**Directions for this task**
Reproduce the full text of the patent claims on source and receiver arrays around a reflecting feature, word for word.

**Text provided**
= = = =
2. The method of claim 1 wherein the second array of receiver locations is different from the first array of receiver locations.

3. The method of claim 1 wherein:

a portion of the first borehole has substantially the shape of a spiral around the plurality of points on the reflecting feature in the formation; and

a portion of the second borehole has substantially the shape of a spiral around the plurality of points on the reflecting feature in the formation.

4. The method of claim 1 wherein:

the first array of source locations and the first array of receiver locations forming a symmetric pattern with respect to the plurality of points on the reflecting feature; and the second array of source locations and the second array of receiver locations forming a symmetric pattern with respect to the plurality of points on the reflecting feature. 5. The method of claim 1 wherein:

a line substantially collinear with the first array of source locations passes through the reflecting feature at a first point;

a line substantially collinear with the first array of receiver locations passes through the reflecting feature at a second point;

a first direction vector is substantially collinear with the first array of source locations and points in the direction of a surface of the earth;

a second direction vector is collinear with the first array of receiver locations and points in the direction of the surface of the earth;

a vector sum of a projection of the first direction vector onto the reflecting feature and a projection of the second direction vector onto the reflecting feature is along a line connecting the first point to the second point;

a line substantially collinear with the second array of source locations passes through the reflecting feature at a third point;

a line substantially collinear with the second array of receiver locations passes through the reflecting feature at a fourth point;

a third direction vector is substantially collinear with the second array of source locations and points in the direction of a surface of the earth;

a fourth direction vector is collinear with the second array of receiver locations and points in the direction of the surface of the earth;

a vector sum of a projection of the third direction vector onto the reflecting feature and a projection of the fourth direction vector onto the reflecting feature is along a line connecting the third point to the fourth point; and

the line connecting the first point to the second point intersects the line connecting the third point to the fourth point.
= = = =
**Listed entries**
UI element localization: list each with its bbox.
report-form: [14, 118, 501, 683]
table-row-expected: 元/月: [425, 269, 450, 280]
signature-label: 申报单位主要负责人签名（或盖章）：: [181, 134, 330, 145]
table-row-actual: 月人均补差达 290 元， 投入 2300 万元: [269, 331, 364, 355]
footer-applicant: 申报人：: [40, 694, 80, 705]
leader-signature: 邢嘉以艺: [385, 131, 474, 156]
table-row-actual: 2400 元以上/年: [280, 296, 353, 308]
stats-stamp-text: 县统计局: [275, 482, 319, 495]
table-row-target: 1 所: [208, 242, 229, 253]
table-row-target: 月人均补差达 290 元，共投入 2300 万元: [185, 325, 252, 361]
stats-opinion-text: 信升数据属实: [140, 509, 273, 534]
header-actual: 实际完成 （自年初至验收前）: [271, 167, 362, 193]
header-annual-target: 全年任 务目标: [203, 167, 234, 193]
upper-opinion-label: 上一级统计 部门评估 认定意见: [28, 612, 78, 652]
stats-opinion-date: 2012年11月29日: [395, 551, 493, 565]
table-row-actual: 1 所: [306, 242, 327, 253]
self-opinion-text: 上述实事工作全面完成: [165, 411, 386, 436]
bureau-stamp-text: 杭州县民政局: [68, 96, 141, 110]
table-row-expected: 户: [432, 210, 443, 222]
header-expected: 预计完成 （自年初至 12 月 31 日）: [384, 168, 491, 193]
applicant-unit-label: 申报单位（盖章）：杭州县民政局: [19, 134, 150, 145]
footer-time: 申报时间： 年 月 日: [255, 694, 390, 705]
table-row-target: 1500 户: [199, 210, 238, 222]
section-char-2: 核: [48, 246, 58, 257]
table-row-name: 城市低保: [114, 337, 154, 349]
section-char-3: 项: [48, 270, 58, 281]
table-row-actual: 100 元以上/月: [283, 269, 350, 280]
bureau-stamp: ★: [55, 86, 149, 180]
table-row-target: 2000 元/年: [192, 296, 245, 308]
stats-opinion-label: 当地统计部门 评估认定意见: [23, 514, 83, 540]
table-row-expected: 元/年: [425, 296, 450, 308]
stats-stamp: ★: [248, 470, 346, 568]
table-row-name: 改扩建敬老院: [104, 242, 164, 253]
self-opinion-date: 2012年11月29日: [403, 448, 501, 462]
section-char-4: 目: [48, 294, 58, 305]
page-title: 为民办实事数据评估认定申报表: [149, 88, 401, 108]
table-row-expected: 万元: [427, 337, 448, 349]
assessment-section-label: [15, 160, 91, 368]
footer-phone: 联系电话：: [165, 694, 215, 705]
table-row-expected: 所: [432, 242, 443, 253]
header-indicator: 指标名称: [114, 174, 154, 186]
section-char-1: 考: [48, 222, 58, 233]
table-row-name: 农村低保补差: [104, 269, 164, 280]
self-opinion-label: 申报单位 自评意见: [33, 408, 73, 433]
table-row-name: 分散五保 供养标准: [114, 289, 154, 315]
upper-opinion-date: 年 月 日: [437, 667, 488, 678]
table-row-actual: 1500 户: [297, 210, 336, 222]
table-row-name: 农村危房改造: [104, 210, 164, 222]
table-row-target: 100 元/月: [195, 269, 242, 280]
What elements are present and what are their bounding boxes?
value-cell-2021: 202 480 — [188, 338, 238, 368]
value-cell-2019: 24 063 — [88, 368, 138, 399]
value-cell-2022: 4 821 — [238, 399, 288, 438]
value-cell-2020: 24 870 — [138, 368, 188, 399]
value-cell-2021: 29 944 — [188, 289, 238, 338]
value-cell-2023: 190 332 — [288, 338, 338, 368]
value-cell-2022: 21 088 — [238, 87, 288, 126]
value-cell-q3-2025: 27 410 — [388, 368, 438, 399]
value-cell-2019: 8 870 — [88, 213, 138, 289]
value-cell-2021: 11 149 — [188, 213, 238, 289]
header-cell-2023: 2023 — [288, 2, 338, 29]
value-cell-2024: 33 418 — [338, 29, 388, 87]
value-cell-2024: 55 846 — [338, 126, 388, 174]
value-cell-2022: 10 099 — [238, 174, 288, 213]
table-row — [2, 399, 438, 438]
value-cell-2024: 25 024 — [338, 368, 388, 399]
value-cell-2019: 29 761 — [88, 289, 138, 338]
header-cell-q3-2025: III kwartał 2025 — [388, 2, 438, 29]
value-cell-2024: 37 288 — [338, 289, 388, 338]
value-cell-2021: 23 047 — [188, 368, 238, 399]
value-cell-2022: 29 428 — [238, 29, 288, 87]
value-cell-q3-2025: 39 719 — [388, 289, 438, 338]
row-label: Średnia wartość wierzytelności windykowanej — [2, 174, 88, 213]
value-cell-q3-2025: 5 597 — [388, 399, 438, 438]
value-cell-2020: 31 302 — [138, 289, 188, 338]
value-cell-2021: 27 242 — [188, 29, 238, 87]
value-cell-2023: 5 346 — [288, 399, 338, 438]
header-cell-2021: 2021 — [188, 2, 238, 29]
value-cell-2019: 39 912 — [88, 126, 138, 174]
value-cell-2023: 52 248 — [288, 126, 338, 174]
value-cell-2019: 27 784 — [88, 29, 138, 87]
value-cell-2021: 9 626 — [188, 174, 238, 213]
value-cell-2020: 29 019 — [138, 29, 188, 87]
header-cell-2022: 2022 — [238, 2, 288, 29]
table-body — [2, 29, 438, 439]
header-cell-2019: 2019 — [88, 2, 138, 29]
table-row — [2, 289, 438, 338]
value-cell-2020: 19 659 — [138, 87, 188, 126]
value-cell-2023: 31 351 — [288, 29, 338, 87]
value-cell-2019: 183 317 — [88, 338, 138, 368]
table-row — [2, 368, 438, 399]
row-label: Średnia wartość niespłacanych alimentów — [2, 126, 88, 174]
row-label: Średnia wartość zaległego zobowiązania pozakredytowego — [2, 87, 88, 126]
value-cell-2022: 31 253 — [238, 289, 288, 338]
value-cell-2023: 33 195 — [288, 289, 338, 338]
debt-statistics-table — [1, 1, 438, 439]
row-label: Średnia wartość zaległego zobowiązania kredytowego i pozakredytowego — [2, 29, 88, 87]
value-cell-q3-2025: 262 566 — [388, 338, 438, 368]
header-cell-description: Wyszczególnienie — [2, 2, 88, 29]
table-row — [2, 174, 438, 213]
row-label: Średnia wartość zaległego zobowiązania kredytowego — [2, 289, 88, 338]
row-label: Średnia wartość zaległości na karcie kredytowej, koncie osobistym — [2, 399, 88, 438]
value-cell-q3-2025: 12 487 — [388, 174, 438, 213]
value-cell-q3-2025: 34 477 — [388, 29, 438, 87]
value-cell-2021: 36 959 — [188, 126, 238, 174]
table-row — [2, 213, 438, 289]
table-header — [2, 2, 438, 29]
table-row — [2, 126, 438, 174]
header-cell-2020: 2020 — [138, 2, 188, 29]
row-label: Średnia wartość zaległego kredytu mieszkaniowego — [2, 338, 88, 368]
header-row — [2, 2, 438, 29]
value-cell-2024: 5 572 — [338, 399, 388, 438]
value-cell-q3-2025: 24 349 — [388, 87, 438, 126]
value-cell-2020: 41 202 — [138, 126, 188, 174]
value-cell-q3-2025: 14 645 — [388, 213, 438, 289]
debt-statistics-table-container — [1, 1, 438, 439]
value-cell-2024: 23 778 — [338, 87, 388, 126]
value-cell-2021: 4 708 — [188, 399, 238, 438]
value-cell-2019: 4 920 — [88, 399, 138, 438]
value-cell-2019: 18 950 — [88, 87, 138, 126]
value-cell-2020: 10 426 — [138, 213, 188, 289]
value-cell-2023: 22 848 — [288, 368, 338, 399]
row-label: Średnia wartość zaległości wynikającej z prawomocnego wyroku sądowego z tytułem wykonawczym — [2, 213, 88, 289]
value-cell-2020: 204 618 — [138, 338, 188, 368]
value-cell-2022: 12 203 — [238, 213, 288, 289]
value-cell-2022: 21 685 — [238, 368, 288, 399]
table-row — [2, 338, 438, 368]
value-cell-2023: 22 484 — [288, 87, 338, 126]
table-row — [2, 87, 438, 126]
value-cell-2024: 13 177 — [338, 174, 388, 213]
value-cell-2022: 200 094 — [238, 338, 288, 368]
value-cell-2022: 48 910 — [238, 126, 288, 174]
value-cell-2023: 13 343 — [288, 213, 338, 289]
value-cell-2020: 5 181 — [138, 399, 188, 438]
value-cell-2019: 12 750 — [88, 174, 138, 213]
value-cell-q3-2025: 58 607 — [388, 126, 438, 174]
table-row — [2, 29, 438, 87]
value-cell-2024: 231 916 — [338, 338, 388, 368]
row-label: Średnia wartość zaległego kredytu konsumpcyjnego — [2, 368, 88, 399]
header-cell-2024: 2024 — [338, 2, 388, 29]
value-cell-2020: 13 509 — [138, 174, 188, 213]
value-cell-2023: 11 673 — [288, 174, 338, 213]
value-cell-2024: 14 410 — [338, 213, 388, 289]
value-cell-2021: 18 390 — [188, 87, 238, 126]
= = = =
**Solved exercise**
2. The method of claim 1 wherein the second array of receiver locations is different from the first array of receiver locations.

3. The method of claim 1 wherein:

a portion of the first borehole has substantially the shape of a spiral around the plurality of points on the reflecting feature in the formation; and

a portion of the second borehole has substantially the shape of a spiral around the plurality of points on the reflecting feature in the formation.

4. The method of claim 1 wherein:

the first array of source locations and the first array of receiver locations forming a symmetric pattern with respect to the plurality of points on the reflecting feature; and the second array of source locations and the second array of receiver locations forming a symmetric pattern with respect to the plurality of points on the reflecting feature. 5. The method of claim 1 wherein:

a line substantially collinear with the first array of source locations passes through the reflecting feature at a first point;

a line substantially collinear with the first array of receiver locations passes through the reflecting feature at a second point;

a first direction vector is substantially collinear with the first array of source locations and points in the direction of a surface of the earth;

a second direction vector is collinear with the first array of receiver locations and points in the direction of the surface of the earth;

a vector sum of a projection of the first direction vector onto the reflecting feature and a projection of the second direction vector onto the reflecting feature is along a line connecting the first point to the second point;

a line substantially collinear with the second array of source locations passes through the reflecting feature at a third point;

a line substantially collinear with the second array of receiver locations passes through the reflecting feature at a fourth point;

a third direction vector is substantially collinear with the second array of source locations and points in the direction of a surface of the earth;

a fourth direction vector is collinear with the second array of receiver locations and points in the direction of the surface of the earth;

a vector sum of a projection of the third direction vector onto the reflecting feature and a projection of the fourth direction vector onto the reflecting feature is along a line connecting the third point to the fourth point; and

the line connecting the first point to the second point intersects the line connecting the third point to the fourth point.